▶ Brief
Reproduce all of the data below without alteration; exclude every picture.

***** Material for the task

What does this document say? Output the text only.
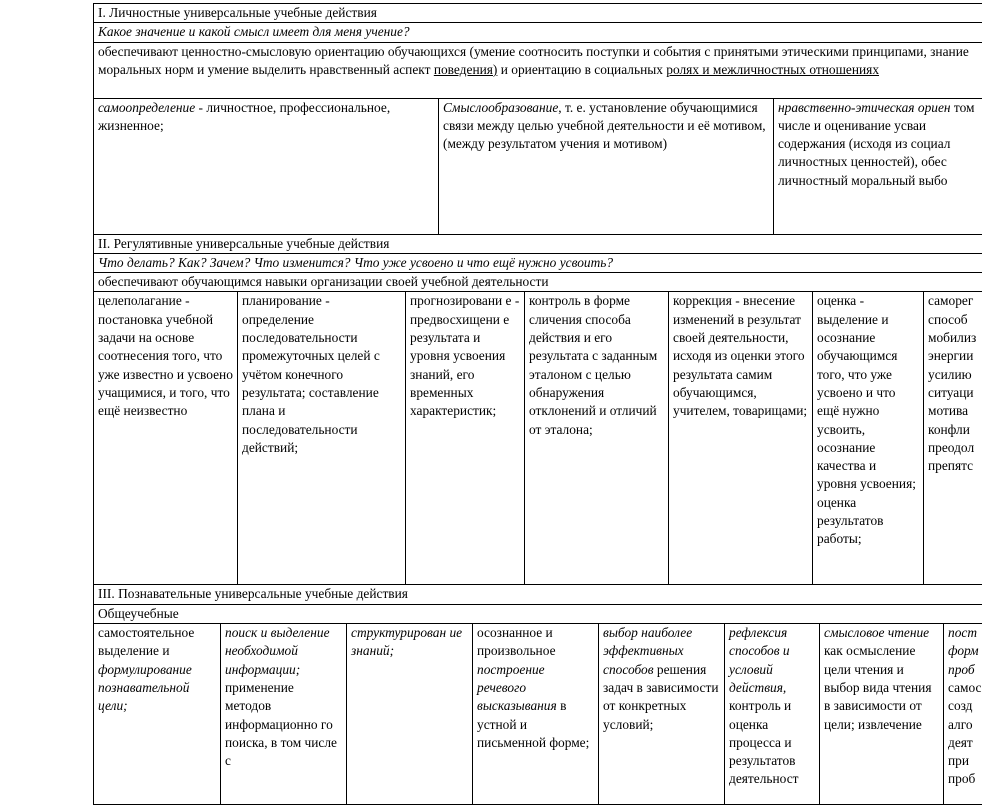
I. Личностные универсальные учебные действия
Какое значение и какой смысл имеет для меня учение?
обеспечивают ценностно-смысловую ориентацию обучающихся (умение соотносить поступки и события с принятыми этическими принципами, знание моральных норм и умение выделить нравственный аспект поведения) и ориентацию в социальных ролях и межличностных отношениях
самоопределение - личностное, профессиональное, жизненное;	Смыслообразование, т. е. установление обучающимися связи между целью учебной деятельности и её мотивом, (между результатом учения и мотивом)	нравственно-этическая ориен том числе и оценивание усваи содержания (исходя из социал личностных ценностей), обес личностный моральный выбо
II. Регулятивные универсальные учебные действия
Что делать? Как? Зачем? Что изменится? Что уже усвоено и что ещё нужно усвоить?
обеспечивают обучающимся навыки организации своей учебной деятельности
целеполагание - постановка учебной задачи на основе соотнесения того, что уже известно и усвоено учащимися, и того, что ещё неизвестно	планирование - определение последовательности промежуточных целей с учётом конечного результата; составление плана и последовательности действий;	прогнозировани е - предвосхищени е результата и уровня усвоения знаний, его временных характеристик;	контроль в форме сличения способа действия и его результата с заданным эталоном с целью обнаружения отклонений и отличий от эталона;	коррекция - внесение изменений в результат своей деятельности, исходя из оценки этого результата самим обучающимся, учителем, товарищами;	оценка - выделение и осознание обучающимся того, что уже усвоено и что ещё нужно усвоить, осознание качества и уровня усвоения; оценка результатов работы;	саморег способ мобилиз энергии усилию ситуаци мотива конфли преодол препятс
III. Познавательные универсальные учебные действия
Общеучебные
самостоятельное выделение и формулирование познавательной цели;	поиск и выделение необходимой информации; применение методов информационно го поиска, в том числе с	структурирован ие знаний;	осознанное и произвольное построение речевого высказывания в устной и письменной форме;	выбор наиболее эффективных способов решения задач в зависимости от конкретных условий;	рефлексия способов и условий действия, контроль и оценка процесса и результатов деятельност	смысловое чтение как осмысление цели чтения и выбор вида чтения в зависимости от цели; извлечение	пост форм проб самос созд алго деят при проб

**********

▶ Response to the exercise
What does this document say? Output the text only.
I. Личностные универсальные учебные действия
Какое значение и какой смысл имеет для меня учение?
обеспечивают ценностно-смысловую ориентацию обучающихся (умение соотносить поступки и события с принятыми этическими принципами, знание моральных норм и умение выделить нравственный аспект поведения) и ориентацию в социальных ролях и межличностных отношениях
самоопределение - личностное, профессиональное, жизненное;	Смыслообразование, т. е. установление обучающимися связи между целью учебной деятельности и её мотивом, (между результатом учения и мотивом)	нравственно-этическая ориен том числе и оценивание усваи содержания (исходя из социал личностных ценностей), обес личностный моральный выбо
II. Регулятивные универсальные учебные действия
Что делать? Как? Зачем? Что изменится? Что уже усвоено и что ещё нужно усвоить?
обеспечивают обучающимся навыки организации своей учебной деятельности
целеполагание - постановка учебной задачи на основе соотнесения того, что уже известно и усвоено учащимися, и того, что ещё неизвестно	планирование - определение последовательности промежуточных целей с учётом конечного результата; составление плана и последовательности действий;	прогнозировани е - предвосхищени е результата и уровня усвоения знаний, его временных характеристик;	контроль в форме сличения способа действия и его результата с заданным эталоном с целью обнаружения отклонений и отличий от эталона;	коррекция - внесение изменений в результат своей деятельности, исходя из оценки этого результата самим обучающимся, учителем, товарищами;	оценка - выделение и осознание обучающимся того, что уже усвоено и что ещё нужно усвоить, осознание качества и уровня усвоения; оценка результатов работы;	саморег способ мобилиз энергии усилию ситуаци мотива конфли преодол препятс
III. Познавательные универсальные учебные действия
Общеучебные
самостоятельное выделение и формулирование познавательной цели;	поиск и выделение необходимой информации; применение методов информационно го поиска, в том числе с	структурирован ие знаний;	осознанное и произвольное построение речевого высказывания в устной и письменной форме;	выбор наиболее эффективных способов решения задач в зависимости от конкретных условий;	рефлексия способов и условий действия, контроль и оценка процесса и результатов деятельност	смысловое чтение как осмысление цели чтения и выбор вида чтения в зависимости от цели; извлечение	пост форм проб самос созд алго деят при проб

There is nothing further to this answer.